§ SET EXERCISE: Write out each line of the material again, word for word.

§ DATA SHOWN:
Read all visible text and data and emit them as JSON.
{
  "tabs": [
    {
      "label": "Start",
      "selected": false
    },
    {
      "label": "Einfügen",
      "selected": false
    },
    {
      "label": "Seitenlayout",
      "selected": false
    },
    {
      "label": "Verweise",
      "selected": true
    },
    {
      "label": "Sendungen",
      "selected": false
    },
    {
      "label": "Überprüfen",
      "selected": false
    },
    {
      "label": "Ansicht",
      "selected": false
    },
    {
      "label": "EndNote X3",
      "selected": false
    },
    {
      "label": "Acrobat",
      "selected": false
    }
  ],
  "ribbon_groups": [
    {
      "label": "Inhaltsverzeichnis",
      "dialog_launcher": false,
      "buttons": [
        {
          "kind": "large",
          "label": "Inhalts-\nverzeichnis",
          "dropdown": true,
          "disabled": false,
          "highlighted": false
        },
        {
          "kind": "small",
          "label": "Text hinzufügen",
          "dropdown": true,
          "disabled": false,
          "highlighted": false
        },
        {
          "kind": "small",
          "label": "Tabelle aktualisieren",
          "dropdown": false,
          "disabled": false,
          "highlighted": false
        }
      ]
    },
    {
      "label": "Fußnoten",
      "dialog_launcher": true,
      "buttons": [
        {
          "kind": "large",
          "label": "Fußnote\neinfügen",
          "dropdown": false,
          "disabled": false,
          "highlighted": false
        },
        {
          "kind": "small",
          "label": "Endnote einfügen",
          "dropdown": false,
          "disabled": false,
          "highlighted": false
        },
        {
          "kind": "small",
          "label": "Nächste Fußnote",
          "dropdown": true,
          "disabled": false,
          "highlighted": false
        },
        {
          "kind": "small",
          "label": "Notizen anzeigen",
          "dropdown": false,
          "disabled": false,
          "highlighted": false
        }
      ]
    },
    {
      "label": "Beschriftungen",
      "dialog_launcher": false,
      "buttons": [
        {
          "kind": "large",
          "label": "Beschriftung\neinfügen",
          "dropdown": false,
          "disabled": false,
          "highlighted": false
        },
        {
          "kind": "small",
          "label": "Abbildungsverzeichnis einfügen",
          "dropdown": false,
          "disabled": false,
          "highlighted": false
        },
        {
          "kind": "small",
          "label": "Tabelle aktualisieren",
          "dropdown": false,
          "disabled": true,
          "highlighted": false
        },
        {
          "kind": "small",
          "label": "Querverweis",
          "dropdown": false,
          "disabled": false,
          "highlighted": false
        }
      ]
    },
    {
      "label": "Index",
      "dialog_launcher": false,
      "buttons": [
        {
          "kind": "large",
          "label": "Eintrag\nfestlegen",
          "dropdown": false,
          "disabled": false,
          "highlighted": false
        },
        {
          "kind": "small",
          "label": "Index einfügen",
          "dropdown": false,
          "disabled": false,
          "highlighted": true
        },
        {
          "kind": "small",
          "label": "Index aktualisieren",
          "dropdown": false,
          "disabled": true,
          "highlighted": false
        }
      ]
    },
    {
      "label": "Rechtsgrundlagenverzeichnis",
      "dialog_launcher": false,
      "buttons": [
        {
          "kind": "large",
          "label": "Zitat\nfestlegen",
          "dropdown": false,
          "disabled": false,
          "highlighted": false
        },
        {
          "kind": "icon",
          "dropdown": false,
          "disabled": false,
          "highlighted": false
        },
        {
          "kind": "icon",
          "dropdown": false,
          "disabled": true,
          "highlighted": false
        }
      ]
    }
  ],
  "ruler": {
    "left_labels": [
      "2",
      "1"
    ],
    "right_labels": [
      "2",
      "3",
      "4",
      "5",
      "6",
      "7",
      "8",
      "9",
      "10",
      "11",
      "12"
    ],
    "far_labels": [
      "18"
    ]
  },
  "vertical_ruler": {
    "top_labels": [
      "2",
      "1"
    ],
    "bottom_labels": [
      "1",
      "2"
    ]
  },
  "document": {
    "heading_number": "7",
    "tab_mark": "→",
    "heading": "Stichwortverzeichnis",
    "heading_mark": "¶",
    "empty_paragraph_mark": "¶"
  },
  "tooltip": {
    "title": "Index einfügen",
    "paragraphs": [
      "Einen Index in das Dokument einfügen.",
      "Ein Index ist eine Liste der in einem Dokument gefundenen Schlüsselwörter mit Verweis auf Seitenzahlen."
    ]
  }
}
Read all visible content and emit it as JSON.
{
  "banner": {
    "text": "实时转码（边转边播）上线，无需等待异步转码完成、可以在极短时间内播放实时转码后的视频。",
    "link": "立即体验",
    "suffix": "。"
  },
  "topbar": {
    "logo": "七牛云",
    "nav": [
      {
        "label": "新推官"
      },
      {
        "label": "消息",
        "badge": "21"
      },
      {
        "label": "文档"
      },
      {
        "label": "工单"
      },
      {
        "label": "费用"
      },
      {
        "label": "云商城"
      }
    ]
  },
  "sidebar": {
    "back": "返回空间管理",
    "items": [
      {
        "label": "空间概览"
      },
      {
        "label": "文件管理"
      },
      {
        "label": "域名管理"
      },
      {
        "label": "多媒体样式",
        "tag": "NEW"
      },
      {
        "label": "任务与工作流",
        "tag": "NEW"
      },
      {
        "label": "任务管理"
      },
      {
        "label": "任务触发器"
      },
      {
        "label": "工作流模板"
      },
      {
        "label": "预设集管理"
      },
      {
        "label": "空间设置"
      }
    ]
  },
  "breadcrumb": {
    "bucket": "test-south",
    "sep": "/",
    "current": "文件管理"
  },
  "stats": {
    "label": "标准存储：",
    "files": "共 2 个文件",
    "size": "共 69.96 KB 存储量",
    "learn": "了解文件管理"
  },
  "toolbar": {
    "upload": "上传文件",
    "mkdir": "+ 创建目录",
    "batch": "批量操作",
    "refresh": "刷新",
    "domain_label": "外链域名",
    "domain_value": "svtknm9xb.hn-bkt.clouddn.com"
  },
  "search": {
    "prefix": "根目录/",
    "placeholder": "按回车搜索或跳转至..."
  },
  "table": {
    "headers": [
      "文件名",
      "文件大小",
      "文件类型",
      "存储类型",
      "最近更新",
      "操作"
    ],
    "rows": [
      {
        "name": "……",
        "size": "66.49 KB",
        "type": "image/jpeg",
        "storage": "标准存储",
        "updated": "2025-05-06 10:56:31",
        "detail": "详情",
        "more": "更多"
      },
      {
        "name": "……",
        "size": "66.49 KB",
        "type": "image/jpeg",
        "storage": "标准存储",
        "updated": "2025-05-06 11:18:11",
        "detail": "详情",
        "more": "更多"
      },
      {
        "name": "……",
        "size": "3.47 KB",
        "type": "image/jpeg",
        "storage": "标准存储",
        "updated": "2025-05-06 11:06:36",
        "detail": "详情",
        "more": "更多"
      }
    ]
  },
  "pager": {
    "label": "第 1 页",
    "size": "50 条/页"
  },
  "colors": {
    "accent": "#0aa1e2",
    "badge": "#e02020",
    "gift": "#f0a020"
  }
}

§ RESPONSE TO THIS EXERCISE:
Read all visible text and data and emit them as JSON.
{
  "tabs": [
    {
      "label": "Start",
      "selected": false
    },
    {
      "label": "Einfügen",
      "selected": false
    },
    {
      "label": "Seitenlayout",
      "selected": false
    },
    {
      "label": "Verweise",
      "selected": true
    },
    {
      "label": "Sendungen",
      "selected": false
    },
    {
      "label": "Überprüfen",
      "selected": false
    },
    {
      "label": "Ansicht",
      "selected": false
    },
    {
      "label": "EndNote X3",
      "selected": false
    },
    {
      "label": "Acrobat",
      "selected": false
    }
  ],
  "ribbon_groups": [
    {
      "label": "Inhaltsverzeichnis",
      "dialog_launcher": false,
      "buttons": [
        {
          "kind": "large",
          "label": "Inhalts-\nverzeichnis",
          "dropdown": true,
          "disabled": false,
          "highlighted": false
        },
        {
          "kind": "small",
          "label": "Text hinzufügen",
          "dropdown": true,
          "disabled": false,
          "highlighted": false
        },
        {
          "kind": "small",
          "label": "Tabelle aktualisieren",
          "dropdown": false,
          "disabled": false,
          "highlighted": false
        }
      ]
    },
    {
      "label": "Fußnoten",
      "dialog_launcher": true,
      "buttons": [
        {
          "kind": "large",
          "label": "Fußnote\neinfügen",
          "dropdown": false,
          "disabled": false,
          "highlighted": false
        },
        {
          "kind": "small",
          "label": "Endnote einfügen",
          "dropdown": false,
          "disabled": false,
          "highlighted": false
        },
        {
          "kind": "small",
          "label": "Nächste Fußnote",
          "dropdown": true,
          "disabled": false,
          "highlighted": false
        },
        {
          "kind": "small",
          "label": "Notizen anzeigen",
          "dropdown": false,
          "disabled": false,
          "highlighted": false
        }
      ]
    },
    {
      "label": "Beschriftungen",
      "dialog_launcher": false,
      "buttons": [
        {
          "kind": "large",
          "label": "Beschriftung\neinfügen",
          "dropdown": false,
          "disabled": false,
          "highlighted": false
        },
        {
          "kind": "small",
          "label": "Abbildungsverzeichnis einfügen",
          "dropdown": false,
          "disabled": false,
          "highlighted": false
        },
        {
          "kind": "small",
          "label": "Tabelle aktualisieren",
          "dropdown": false,
          "disabled": true,
          "highlighted": false
        },
        {
          "kind": "small",
          "label": "Querverweis",
          "dropdown": false,
          "disabled": false,
          "highlighted": false
        }
      ]
    },
    {
      "label": "Index",
      "dialog_launcher": false,
      "buttons": [
        {
          "kind": "large",
          "label": "Eintrag\nfestlegen",
          "dropdown": false,
          "disabled": false,
          "highlighted": false
        },
        {
          "kind": "small",
          "label": "Index einfügen",
          "dropdown": false,
          "disabled": false,
          "highlighted": true
        },
        {
          "kind": "small",
          "label": "Index aktualisieren",
          "dropdown": false,
          "disabled": true,
          "highlighted": false
        }
      ]
    },
    {
      "label": "Rechtsgrundlagenverzeichnis",
      "dialog_launcher": false,
      "buttons": [
        {
          "kind": "large",
          "label": "Zitat\nfestlegen",
          "dropdown": false,
          "disabled": false,
          "highlighted": false
        },
        {
          "kind": "icon",
          "dropdown": false,
          "disabled": false,
          "highlighted": false
        },
        {
          "kind": "icon",
          "dropdown": false,
          "disabled": true,
          "highlighted": false
        }
      ]
    }
  ],
  "ruler": {
    "left_labels": [
      "2",
      "1"
    ],
    "right_labels": [
      "2",
      "3",
      "4",
      "5",
      "6",
      "7",
      "8",
      "9",
      "10",
      "11",
      "12"
    ],
    "far_labels": [
      "18"
    ]
  },
  "vertical_ruler": {
    "top_labels": [
      "2",
      "1"
    ],
    "bottom_labels": [
      "1",
      "2"
    ]
  },
  "document": {
    "heading_number": "7",
    "tab_mark": "→",
    "heading": "Stichwortverzeichnis",
    "heading_mark": "¶",
    "empty_paragraph_mark": "¶"
  },
  "tooltip": {
    "title": "Index einfügen",
    "paragraphs": [
      "Einen Index in das Dokument einfügen.",
      "Ein Index ist eine Liste der in einem Dokument gefundenen Schlüsselwörter mit Verweis auf Seitenzahlen."
    ]
  }
}
Read all visible content and emit it as JSON.
{
  "banner": {
    "text": "实时转码（边转边播）上线，无需等待异步转码完成、可以在极短时间内播放实时转码后的视频。",
    "link": "立即体验",
    "suffix": "。"
  },
  "topbar": {
    "logo": "七牛云",
    "nav": [
      {
        "label": "新推官"
      },
      {
        "label": "消息",
        "badge": "21"
      },
      {
        "label": "文档"
      },
      {
        "label": "工单"
      },
      {
        "label": "费用"
      },
      {
        "label": "云商城"
      }
    ]
  },
  "sidebar": {
    "back": "返回空间管理",
    "items": [
      {
        "label": "空间概览"
      },
      {
        "label": "文件管理"
      },
      {
        "label": "域名管理"
      },
      {
        "label": "多媒体样式",
        "tag": "NEW"
      },
      {
        "label": "任务与工作流",
        "tag": "NEW"
      },
      {
        "label": "任务管理"
      },
      {
        "label": "任务触发器"
      },
      {
        "label": "工作流模板"
      },
      {
        "label": "预设集管理"
      },
      {
        "label": "空间设置"
      }
    ]
  },
  "breadcrumb": {
    "bucket": "test-south",
    "sep": "/",
    "current": "文件管理"
  },
  "stats": {
    "label": "标准存储：",
    "files": "共 2 个文件",
    "size": "共 69.96 KB 存储量",
    "learn": "了解文件管理"
  },
  "toolbar": {
    "upload": "上传文件",
    "mkdir": "+ 创建目录",
    "batch": "批量操作",
    "refresh": "刷新",
    "domain_label": "外链域名",
    "domain_value": "svtknm9xb.hn-bkt.clouddn.com"
  },
  "search": {
    "prefix": "根目录/",
    "placeholder": "按回车搜索或跳转至..."
  },
  "table": {
    "headers": [
      "文件名",
      "文件大小",
      "文件类型",
      "存储类型",
      "最近更新",
      "操作"
    ],
    "rows": [
      {
        "name": "……",
        "size": "66.49 KB",
        "type": "image/jpeg",
        "storage": "标准存储",
        "updated": "2025-05-06 10:56:31",
        "detail": "详情",
        "more": "更多"
      },
      {
        "name": "……",
        "size": "66.49 KB",
        "type": "image/jpeg",
        "storage": "标准存储",
        "updated": "2025-05-06 11:18:11",
        "detail": "详情",
        "more": "更多"
      },
      {
        "name": "……",
        "size": "3.47 KB",
        "type": "image/jpeg",
        "storage": "标准存储",
        "updated": "2025-05-06 11:06:36",
        "detail": "详情",
        "more": "更多"
      }
    ]
  },
  "pager": {
    "label": "第 1 页",
    "size": "50 条/页"
  },
  "colors": {
    "accent": "#0aa1e2",
    "badge": "#e02020",
    "gift": "#f0a020"
  }
}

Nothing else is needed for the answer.